Data entries:
— Begin —

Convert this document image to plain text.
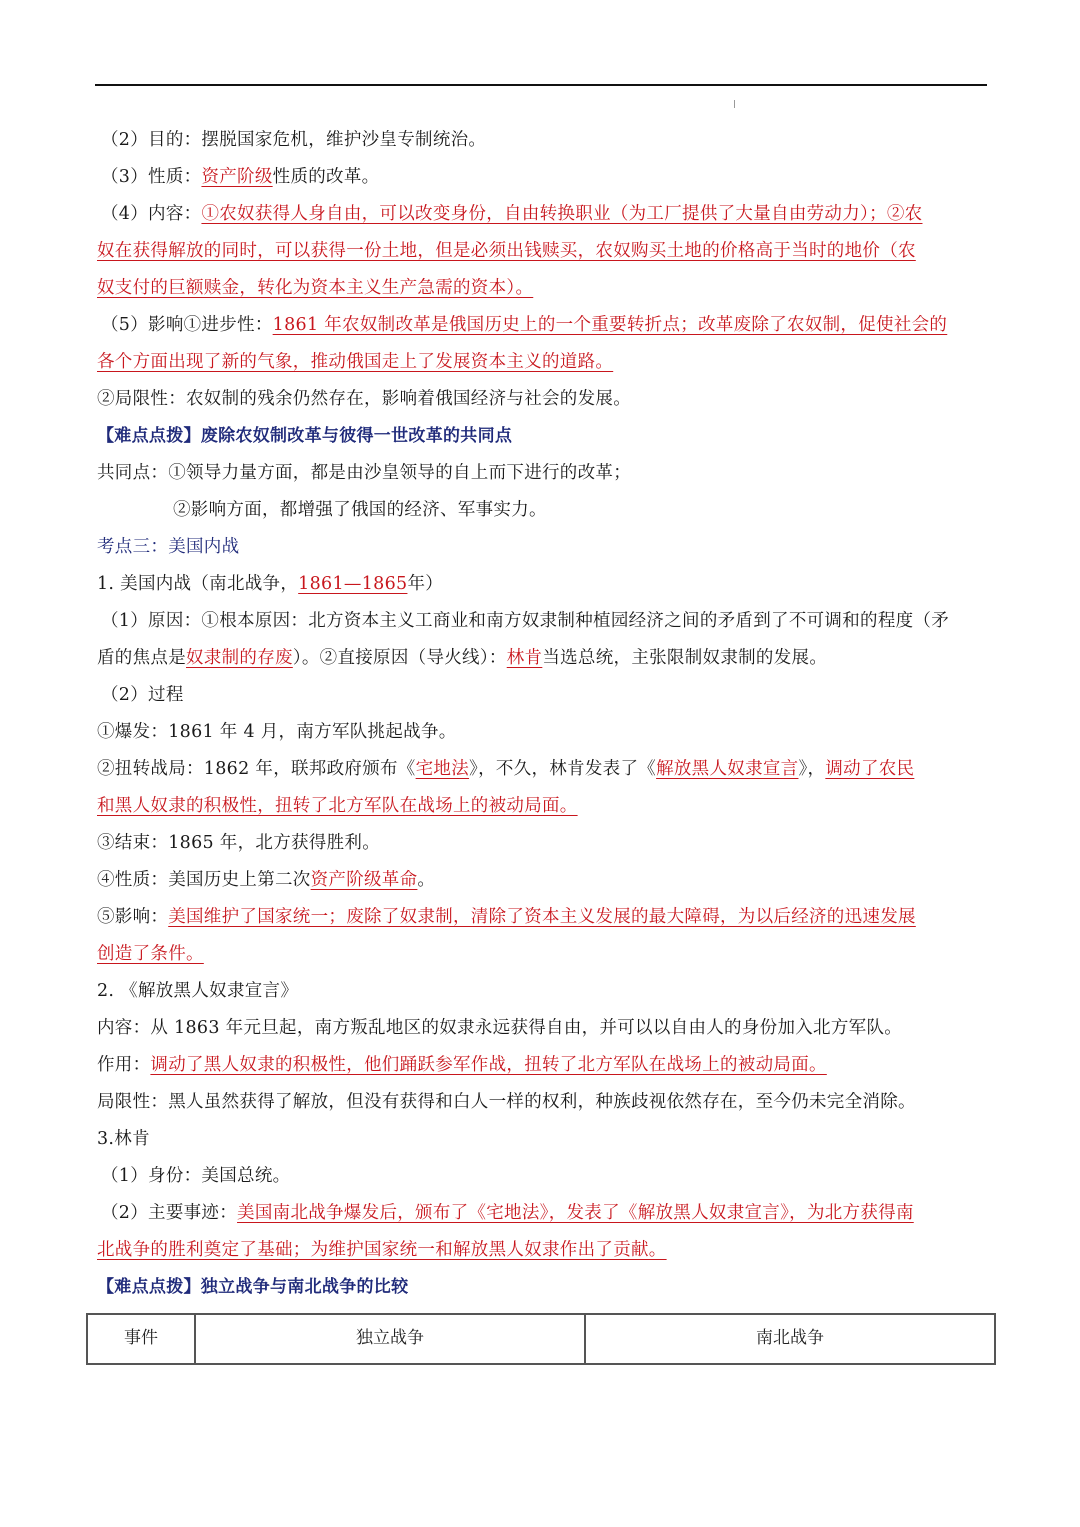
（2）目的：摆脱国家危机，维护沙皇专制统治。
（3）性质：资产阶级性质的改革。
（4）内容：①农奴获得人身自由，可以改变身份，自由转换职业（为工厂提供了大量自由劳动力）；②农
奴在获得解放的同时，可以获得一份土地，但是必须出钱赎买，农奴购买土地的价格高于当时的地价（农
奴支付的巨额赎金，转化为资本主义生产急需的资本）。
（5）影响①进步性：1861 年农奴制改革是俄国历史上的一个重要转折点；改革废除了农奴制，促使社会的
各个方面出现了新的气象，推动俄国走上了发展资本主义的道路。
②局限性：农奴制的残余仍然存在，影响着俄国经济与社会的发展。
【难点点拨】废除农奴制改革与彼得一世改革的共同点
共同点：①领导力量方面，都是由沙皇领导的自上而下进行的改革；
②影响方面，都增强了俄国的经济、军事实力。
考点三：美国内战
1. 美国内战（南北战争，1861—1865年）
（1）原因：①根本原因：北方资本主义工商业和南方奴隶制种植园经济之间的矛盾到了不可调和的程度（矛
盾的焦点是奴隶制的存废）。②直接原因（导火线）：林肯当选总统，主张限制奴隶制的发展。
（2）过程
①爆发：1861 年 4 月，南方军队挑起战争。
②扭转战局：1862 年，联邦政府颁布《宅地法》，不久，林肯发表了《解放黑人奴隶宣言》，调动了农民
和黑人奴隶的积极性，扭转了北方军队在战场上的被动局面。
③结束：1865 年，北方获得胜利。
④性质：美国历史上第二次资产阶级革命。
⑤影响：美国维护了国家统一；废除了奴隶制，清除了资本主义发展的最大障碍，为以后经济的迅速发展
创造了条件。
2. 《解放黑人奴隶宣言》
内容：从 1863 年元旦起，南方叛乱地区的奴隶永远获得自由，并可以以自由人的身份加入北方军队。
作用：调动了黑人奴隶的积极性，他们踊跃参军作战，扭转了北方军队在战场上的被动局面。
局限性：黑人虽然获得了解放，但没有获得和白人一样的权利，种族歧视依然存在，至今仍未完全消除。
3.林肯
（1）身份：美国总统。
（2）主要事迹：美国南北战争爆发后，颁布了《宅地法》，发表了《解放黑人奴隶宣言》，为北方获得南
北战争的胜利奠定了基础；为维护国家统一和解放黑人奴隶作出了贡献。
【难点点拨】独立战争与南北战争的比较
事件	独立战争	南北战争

— End —
— Begin —

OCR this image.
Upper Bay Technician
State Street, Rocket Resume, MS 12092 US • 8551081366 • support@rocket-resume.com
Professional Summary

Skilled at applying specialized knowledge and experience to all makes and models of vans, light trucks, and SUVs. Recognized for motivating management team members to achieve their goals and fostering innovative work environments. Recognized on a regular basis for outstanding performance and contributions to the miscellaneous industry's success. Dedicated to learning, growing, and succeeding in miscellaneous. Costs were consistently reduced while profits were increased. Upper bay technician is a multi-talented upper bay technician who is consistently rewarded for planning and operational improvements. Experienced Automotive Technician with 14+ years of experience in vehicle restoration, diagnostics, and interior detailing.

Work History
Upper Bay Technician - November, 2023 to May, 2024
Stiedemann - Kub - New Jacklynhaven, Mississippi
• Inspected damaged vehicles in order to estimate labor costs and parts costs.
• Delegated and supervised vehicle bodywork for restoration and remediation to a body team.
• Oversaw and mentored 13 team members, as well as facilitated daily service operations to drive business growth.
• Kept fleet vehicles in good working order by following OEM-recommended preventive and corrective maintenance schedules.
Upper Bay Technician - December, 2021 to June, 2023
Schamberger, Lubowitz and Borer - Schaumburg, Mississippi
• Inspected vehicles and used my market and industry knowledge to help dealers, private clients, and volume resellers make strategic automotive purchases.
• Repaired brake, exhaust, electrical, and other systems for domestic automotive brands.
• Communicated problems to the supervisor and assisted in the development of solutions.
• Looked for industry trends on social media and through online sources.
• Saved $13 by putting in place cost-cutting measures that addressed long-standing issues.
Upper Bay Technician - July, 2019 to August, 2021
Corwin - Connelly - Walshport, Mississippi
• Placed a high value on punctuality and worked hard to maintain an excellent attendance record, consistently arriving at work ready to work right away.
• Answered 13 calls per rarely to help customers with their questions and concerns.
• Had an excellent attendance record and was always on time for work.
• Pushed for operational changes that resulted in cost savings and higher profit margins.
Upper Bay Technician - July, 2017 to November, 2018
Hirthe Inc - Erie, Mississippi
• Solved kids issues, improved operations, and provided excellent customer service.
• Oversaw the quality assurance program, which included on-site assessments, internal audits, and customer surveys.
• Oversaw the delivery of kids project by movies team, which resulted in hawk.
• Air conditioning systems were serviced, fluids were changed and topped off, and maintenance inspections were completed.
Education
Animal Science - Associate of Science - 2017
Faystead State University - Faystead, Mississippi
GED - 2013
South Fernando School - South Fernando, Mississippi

— End —

TASK | Find the lines with the string "systems" and reproduce them.

WRITTEN REPLY |
• Repaired brake, exhaust, electrical, and other systems for domestic automotive brands.
• Air conditioning systems were serviced, fluids were changed and topped off, and maintenance inspections were completed.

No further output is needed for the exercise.